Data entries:
>> BEGIN

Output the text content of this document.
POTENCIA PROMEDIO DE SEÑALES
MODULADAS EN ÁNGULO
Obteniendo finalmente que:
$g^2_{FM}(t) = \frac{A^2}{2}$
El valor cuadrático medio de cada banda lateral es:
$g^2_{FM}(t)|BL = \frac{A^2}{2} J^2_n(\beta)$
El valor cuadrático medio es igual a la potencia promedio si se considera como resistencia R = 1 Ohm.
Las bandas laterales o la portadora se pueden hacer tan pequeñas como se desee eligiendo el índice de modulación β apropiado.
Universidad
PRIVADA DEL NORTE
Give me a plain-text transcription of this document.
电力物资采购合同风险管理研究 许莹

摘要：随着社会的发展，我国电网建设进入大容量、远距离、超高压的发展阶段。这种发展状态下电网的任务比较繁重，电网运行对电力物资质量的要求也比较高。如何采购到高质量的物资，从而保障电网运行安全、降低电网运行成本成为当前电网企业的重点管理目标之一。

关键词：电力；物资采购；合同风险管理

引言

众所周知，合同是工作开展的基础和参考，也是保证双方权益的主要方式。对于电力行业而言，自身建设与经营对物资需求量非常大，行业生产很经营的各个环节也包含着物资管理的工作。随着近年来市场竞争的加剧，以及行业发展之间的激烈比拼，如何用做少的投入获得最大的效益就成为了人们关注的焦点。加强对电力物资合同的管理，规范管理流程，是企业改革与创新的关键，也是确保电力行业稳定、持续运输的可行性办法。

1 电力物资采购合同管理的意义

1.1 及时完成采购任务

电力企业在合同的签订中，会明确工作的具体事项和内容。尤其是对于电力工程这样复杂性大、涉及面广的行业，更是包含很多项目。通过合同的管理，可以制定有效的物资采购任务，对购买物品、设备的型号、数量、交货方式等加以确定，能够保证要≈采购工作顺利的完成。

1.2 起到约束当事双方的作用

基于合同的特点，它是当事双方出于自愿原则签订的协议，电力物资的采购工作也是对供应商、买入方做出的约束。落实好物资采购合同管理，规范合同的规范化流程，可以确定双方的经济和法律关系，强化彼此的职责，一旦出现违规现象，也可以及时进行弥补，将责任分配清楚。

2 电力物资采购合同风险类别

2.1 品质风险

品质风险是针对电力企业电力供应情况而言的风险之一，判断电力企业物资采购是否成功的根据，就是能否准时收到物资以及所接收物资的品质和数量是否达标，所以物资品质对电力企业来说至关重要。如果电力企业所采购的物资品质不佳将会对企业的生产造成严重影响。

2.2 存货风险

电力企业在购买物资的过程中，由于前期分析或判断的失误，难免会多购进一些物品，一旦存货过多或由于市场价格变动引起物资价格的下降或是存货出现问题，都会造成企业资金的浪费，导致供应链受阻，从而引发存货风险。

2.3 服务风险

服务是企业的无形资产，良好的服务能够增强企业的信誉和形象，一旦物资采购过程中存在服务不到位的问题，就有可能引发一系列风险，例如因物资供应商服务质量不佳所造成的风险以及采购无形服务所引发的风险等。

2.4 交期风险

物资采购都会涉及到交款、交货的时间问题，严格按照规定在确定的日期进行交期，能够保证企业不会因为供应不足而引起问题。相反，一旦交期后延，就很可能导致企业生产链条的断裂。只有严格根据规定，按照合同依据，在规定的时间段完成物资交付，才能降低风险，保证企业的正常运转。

>> END
>> BEGIN

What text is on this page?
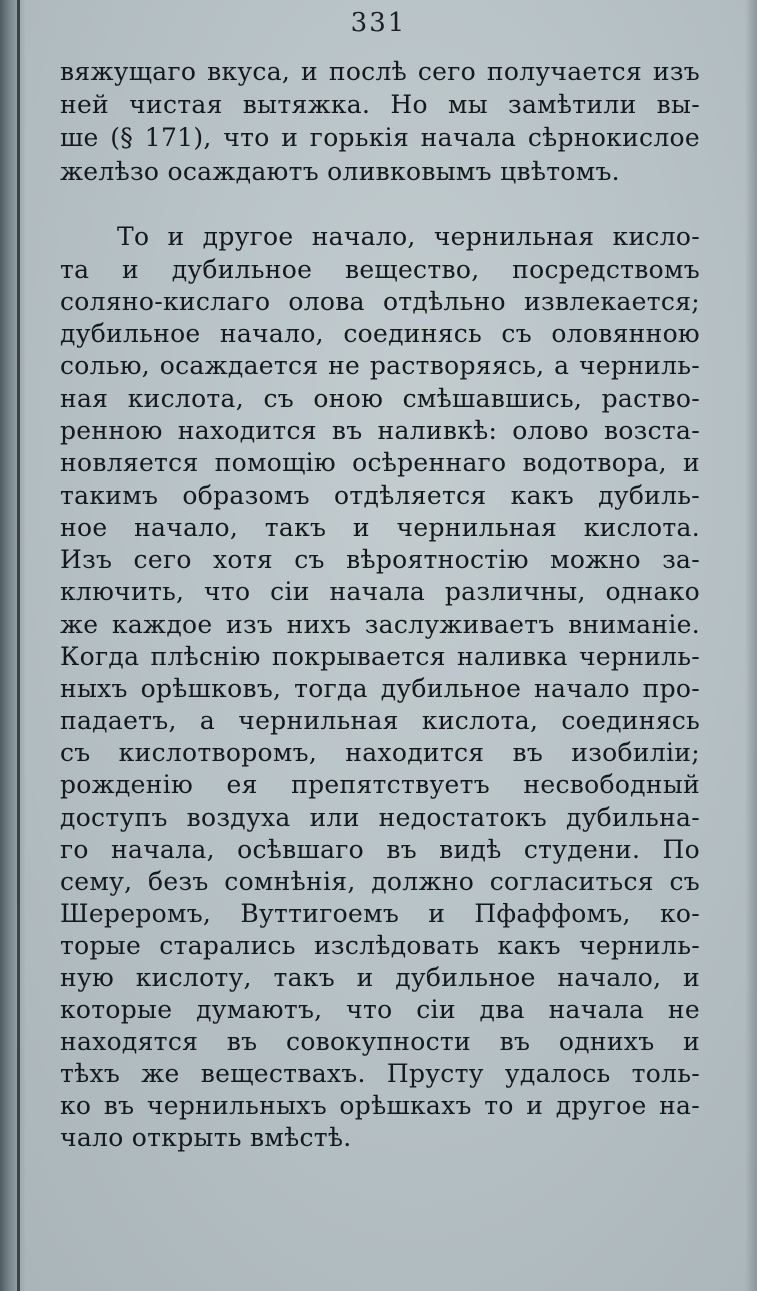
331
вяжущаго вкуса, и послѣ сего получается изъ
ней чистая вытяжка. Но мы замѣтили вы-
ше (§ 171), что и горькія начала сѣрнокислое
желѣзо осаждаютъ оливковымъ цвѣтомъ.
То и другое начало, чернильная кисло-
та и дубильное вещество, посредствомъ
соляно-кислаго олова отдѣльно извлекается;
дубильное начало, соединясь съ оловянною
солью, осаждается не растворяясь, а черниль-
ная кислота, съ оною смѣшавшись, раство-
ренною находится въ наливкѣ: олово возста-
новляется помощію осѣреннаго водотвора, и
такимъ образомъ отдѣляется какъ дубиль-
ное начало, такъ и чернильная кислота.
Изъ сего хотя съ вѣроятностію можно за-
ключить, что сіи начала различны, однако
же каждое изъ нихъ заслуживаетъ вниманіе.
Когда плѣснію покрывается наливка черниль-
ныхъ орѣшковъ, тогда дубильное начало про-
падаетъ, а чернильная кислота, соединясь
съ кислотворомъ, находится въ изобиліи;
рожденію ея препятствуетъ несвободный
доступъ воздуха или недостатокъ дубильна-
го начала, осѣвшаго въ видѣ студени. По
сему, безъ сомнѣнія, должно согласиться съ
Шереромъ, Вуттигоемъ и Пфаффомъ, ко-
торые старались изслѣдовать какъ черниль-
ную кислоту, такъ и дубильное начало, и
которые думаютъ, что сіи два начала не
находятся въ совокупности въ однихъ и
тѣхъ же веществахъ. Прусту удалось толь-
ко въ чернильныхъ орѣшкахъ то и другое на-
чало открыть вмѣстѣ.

>> END

Exercise prompt: Filter the records down to the lines that contain the string "другое", and copy those lines.

Result:
То и другое начало, чернильная кисло-
ко въ чернильныхъ орѣшкахъ то и другое на-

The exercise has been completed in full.